→ **RECORDS SHOWN**:
↓↓↓
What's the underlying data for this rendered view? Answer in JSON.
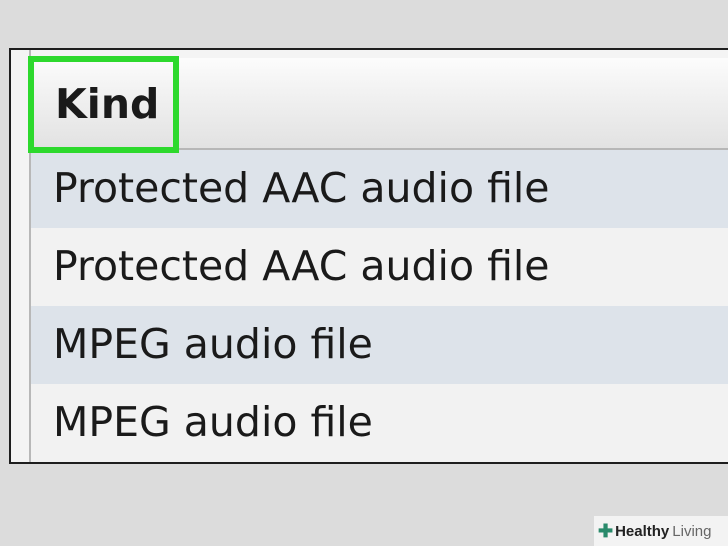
{
  "list": {
    "column_header": "Kind",
    "rows": [
      "Protected AAC audio file",
      "Protected AAC audio file",
      "MPEG audio file",
      "MPEG audio file"
    ]
  },
  "highlight": {
    "color": "#2dd92d",
    "target": "Kind"
  },
  "watermark": {
    "icon": "plus-cross-icon",
    "word1": "Healthy",
    "word2": "Living"
  }
}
↑↑↑
→ **YOUR TASK**:
Write out every record above exactly as it stands, but leave out the pictures.

→ **FULL ANSWER**:
What's the underlying data for this rendered view? Answer in JSON.
{
  "list": {
    "column_header": "Kind",
    "rows": [
      "Protected AAC audio file",
      "Protected AAC audio file",
      "MPEG audio file",
      "MPEG audio file"
    ]
  },
  "highlight": {
    "color": "#2dd92d",
    "target": "Kind"
  },
  "watermark": {
    "icon": "plus-cross-icon",
    "word1": "Healthy",
    "word2": "Living"
  }
}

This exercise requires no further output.